[Do this]:
Lines containing the string "Other" are to be collected in full.

[The data]:
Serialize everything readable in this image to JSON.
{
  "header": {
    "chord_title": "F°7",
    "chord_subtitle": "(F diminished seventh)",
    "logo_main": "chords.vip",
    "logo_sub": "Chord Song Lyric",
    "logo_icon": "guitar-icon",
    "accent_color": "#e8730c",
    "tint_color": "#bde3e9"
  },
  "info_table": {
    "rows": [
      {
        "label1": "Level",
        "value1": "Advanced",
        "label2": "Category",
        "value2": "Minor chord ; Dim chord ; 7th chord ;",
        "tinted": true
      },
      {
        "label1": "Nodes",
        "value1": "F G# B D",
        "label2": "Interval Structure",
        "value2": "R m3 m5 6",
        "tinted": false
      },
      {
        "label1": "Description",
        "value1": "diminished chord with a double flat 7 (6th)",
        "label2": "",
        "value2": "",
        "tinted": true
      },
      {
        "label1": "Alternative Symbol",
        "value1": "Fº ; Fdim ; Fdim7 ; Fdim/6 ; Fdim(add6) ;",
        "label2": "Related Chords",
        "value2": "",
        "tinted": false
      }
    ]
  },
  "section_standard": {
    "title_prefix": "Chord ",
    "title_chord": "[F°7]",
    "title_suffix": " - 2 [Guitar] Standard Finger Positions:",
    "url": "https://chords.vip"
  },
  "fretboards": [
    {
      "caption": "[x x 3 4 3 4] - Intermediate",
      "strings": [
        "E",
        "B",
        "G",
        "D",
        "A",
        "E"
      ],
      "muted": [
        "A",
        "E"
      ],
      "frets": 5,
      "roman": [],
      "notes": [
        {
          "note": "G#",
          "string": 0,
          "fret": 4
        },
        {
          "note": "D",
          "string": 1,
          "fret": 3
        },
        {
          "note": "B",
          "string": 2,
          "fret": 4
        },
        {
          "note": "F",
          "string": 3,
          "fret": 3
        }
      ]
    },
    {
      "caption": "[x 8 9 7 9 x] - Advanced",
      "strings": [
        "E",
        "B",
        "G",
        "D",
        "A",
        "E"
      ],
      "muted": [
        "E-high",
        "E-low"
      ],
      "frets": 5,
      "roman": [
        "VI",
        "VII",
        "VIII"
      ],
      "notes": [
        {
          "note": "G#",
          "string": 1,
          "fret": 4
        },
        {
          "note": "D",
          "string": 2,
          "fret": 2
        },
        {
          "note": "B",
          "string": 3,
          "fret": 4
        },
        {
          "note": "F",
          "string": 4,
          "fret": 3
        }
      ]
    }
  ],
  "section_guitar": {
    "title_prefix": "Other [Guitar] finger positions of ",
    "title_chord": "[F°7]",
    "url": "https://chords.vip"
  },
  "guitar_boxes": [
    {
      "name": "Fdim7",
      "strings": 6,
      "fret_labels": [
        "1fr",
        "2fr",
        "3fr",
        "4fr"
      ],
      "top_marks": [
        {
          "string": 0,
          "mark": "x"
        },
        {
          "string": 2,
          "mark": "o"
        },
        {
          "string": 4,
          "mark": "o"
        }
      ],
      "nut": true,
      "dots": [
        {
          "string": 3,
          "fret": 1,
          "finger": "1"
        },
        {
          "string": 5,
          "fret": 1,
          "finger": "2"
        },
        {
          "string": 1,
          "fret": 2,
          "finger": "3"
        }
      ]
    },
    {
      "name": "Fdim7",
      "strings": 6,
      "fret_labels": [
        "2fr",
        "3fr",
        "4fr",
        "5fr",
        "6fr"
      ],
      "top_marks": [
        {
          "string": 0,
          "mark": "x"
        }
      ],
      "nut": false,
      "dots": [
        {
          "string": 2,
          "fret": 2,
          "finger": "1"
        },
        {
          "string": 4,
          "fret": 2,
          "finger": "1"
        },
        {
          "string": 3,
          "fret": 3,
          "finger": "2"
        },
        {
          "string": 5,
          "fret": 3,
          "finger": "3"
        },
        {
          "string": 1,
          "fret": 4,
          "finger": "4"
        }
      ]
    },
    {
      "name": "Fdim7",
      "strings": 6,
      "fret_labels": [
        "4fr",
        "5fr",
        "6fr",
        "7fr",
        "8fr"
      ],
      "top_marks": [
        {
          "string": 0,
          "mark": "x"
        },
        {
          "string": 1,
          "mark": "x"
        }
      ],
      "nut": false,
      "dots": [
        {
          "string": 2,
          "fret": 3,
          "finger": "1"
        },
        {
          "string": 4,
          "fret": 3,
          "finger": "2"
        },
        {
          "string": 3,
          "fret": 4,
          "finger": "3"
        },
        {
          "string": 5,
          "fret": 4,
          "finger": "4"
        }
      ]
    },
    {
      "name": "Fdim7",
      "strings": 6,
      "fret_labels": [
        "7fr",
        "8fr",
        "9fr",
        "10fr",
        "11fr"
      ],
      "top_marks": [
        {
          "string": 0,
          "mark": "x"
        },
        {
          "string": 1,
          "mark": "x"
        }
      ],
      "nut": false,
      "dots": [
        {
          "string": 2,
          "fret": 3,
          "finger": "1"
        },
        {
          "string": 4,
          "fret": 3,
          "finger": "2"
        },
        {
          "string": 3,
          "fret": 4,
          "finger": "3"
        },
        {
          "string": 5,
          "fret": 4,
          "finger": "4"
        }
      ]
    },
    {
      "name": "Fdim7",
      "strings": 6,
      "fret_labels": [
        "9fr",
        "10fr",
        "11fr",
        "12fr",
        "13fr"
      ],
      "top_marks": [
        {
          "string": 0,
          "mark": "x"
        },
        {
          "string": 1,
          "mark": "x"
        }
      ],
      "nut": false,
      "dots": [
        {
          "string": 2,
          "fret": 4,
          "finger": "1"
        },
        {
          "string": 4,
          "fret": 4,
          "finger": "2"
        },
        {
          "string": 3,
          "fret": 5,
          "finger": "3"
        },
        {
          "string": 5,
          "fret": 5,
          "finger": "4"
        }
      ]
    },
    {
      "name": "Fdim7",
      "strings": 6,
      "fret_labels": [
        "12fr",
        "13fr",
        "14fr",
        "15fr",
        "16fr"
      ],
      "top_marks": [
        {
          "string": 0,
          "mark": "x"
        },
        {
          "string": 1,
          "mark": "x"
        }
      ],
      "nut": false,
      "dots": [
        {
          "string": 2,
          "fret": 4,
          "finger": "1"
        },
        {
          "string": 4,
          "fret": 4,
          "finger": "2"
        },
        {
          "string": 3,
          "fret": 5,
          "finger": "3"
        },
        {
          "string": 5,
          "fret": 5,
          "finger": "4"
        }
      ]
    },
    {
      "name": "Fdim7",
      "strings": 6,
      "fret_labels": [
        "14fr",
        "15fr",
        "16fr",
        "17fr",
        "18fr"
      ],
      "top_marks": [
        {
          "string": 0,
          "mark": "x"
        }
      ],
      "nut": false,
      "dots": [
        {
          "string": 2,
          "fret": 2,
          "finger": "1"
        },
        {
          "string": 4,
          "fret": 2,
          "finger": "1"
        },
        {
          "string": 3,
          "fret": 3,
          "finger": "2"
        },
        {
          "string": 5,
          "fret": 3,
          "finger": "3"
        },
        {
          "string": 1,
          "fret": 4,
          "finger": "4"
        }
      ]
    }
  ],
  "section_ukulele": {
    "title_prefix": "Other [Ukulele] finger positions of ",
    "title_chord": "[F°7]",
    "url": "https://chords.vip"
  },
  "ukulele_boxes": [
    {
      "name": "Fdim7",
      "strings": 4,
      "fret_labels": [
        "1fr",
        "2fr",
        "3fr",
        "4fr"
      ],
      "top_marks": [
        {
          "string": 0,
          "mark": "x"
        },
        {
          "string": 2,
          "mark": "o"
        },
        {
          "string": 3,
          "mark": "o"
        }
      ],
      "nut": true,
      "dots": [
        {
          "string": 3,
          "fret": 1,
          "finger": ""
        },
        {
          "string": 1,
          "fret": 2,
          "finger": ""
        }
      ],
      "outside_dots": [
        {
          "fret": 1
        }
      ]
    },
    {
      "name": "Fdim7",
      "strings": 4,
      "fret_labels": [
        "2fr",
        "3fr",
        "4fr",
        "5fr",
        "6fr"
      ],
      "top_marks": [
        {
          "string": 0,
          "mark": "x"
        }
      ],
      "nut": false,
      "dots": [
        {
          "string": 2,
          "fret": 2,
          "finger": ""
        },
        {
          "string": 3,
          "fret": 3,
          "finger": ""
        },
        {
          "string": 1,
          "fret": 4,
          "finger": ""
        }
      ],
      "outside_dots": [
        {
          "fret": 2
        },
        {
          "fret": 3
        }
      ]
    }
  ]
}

[Exercise response]:
    "title_prefix": "Other [Guitar] finger positions of ",
    "title_prefix": "Other [Ukulele] finger positions of ",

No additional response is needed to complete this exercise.